> [WRITTEN REQUEST] Where a line holds "Davaine", copy it.

> [ITEMS]
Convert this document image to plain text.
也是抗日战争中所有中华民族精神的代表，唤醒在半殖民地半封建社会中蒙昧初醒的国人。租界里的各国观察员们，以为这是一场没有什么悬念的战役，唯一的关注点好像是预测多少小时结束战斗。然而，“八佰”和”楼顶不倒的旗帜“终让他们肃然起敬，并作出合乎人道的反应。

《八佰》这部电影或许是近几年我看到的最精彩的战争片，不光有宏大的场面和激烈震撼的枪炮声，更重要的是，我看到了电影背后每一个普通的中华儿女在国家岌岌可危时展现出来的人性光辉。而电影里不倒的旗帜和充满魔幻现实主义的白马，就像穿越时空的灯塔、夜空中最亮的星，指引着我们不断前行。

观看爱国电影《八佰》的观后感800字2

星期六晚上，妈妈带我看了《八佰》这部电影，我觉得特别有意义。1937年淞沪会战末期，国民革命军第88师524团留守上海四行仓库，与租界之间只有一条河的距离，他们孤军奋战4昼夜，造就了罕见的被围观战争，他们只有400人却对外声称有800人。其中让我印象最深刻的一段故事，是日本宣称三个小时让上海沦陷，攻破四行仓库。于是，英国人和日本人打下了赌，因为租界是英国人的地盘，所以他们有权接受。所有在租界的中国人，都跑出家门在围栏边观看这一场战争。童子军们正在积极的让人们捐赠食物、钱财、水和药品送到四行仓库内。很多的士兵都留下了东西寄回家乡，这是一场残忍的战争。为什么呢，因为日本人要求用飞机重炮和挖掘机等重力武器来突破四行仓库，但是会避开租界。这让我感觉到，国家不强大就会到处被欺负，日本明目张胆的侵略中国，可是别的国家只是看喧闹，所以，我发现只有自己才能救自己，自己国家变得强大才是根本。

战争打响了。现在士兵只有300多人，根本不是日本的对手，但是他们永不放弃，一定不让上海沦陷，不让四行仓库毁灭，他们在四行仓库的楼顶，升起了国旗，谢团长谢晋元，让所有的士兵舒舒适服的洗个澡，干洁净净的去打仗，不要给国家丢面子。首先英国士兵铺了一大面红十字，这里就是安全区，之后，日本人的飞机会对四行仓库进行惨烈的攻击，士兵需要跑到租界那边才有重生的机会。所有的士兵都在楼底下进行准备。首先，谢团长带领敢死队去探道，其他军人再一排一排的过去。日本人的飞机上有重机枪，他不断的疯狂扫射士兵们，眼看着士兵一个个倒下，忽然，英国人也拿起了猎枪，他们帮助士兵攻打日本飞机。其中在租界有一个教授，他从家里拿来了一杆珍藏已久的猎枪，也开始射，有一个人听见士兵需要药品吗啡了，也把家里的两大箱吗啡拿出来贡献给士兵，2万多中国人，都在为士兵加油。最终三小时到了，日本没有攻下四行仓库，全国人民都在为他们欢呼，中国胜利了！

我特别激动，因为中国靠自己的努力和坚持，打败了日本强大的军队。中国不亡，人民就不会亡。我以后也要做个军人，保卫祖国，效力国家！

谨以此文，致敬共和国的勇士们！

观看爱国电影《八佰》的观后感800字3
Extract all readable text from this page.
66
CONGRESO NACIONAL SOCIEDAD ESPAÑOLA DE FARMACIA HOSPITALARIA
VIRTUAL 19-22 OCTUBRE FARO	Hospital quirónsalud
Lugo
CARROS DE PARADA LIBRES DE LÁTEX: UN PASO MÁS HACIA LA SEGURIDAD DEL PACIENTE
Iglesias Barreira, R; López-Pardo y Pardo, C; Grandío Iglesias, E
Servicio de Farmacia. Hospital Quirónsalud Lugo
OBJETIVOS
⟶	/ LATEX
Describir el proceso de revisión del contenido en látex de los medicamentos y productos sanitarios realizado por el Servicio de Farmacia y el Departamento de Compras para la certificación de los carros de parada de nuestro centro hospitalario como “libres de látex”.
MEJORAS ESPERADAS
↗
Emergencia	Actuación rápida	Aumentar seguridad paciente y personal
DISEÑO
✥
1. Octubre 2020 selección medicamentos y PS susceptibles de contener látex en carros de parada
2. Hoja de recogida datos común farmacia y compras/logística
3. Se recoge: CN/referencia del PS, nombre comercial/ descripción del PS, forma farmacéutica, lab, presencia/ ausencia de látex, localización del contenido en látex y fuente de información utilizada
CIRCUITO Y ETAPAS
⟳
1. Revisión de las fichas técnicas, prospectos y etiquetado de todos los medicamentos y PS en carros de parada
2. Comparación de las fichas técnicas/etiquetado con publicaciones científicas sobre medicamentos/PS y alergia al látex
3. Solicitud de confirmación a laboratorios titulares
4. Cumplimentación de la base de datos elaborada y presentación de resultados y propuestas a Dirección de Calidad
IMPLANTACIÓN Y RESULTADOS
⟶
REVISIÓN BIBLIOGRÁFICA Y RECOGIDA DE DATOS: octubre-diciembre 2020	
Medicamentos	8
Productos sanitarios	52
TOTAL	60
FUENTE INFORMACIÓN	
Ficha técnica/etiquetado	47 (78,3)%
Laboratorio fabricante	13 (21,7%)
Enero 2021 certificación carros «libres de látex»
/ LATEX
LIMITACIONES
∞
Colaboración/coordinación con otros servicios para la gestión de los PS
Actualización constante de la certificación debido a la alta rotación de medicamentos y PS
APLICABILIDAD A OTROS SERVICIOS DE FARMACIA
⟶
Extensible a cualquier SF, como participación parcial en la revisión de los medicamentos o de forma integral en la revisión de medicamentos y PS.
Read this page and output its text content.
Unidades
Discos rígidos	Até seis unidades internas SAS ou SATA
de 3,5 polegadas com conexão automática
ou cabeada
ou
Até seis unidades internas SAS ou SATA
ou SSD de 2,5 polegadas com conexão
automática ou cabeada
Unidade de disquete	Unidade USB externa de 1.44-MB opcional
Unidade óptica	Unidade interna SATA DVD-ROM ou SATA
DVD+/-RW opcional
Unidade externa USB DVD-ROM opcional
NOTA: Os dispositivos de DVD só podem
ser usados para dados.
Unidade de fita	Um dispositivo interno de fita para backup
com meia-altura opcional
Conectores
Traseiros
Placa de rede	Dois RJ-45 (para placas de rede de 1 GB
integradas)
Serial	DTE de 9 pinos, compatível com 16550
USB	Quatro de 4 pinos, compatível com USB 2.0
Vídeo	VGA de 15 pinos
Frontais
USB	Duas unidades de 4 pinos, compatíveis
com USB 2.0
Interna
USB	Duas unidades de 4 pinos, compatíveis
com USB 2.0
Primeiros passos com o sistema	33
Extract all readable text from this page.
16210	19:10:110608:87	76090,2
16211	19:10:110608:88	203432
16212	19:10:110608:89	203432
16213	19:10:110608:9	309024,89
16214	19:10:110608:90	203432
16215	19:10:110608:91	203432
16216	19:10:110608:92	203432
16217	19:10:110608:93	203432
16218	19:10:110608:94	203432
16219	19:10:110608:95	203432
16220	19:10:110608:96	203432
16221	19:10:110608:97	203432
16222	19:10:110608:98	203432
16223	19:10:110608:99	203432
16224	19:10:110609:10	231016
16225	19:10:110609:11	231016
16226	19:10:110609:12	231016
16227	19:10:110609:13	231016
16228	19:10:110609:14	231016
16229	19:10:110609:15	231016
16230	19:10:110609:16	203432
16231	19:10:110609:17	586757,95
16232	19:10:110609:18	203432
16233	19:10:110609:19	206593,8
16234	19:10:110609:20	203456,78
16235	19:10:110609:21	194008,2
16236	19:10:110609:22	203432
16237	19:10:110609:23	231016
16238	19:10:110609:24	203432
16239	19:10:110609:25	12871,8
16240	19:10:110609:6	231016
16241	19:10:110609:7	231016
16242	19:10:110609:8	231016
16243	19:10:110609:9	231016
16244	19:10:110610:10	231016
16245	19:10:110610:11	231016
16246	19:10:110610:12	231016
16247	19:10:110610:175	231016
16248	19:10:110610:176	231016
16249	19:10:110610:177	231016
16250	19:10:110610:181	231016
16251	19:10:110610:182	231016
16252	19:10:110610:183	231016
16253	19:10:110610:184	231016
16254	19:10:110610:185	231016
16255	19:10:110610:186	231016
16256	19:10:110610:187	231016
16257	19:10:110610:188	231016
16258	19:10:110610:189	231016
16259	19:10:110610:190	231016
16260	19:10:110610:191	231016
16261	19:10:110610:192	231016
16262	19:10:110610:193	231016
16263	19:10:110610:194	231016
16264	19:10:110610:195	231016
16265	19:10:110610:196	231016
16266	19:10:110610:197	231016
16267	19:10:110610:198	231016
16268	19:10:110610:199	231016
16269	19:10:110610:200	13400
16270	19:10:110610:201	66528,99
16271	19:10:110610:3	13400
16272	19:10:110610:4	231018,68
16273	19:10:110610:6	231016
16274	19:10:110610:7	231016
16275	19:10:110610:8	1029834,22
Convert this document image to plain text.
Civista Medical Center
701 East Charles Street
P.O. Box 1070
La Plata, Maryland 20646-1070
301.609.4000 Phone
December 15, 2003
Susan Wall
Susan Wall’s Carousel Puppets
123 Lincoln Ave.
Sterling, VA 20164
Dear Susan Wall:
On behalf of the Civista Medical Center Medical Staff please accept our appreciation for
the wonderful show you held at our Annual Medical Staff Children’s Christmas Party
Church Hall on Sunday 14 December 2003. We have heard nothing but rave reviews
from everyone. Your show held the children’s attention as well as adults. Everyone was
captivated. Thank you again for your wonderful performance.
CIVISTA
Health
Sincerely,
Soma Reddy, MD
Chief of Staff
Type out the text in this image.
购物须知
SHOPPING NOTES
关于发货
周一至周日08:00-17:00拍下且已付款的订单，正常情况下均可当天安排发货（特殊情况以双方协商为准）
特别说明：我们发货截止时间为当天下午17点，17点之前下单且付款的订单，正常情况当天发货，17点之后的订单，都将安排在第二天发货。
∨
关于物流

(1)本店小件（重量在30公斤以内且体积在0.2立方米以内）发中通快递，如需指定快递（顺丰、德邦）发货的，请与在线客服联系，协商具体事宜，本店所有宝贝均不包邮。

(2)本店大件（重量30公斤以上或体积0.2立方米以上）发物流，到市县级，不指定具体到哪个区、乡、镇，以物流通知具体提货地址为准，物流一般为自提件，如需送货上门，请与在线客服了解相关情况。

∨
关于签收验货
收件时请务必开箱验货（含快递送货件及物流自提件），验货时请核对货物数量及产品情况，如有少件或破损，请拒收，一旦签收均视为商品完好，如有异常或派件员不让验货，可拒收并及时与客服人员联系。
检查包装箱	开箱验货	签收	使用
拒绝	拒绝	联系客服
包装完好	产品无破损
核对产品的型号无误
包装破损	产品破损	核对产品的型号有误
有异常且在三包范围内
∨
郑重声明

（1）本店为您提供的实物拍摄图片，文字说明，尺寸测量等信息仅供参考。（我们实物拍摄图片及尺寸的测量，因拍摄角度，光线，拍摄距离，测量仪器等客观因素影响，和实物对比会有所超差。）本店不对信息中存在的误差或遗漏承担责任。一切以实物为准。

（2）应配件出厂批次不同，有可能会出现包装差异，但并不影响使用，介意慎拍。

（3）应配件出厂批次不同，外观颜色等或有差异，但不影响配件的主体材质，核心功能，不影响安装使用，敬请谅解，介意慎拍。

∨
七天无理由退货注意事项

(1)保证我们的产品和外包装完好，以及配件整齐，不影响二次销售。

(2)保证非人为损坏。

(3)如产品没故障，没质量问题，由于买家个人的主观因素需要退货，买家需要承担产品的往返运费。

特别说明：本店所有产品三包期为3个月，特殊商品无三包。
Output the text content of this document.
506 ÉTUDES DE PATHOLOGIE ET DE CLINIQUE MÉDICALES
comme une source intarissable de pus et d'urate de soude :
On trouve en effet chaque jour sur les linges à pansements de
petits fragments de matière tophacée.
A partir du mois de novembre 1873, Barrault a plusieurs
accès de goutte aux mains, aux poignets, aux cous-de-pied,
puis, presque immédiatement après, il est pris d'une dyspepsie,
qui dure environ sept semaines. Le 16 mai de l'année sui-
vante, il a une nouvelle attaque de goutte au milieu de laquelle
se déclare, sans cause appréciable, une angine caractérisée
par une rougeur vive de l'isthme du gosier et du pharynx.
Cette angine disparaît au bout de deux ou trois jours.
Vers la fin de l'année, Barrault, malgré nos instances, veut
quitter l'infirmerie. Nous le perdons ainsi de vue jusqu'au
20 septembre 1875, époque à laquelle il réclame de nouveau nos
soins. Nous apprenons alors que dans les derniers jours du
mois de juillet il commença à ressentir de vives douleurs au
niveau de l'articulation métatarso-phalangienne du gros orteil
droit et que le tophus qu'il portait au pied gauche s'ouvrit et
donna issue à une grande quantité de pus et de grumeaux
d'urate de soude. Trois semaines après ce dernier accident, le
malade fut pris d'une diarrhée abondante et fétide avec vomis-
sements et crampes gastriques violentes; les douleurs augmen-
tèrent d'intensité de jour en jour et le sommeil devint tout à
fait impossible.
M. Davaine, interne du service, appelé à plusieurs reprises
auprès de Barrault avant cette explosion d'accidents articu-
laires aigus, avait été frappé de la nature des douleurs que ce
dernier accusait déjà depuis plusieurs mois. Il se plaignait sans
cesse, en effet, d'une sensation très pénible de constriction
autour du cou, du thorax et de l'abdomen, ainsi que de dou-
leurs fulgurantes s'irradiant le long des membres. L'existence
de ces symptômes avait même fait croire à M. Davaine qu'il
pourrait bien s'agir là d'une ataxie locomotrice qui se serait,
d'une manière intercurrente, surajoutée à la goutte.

> [ANSWER TO THE EXERCISE]
M. Davaine, interne du service, appelé à plusieurs reprises
de ces symptômes avait même fait croire à M. Davaine qu'il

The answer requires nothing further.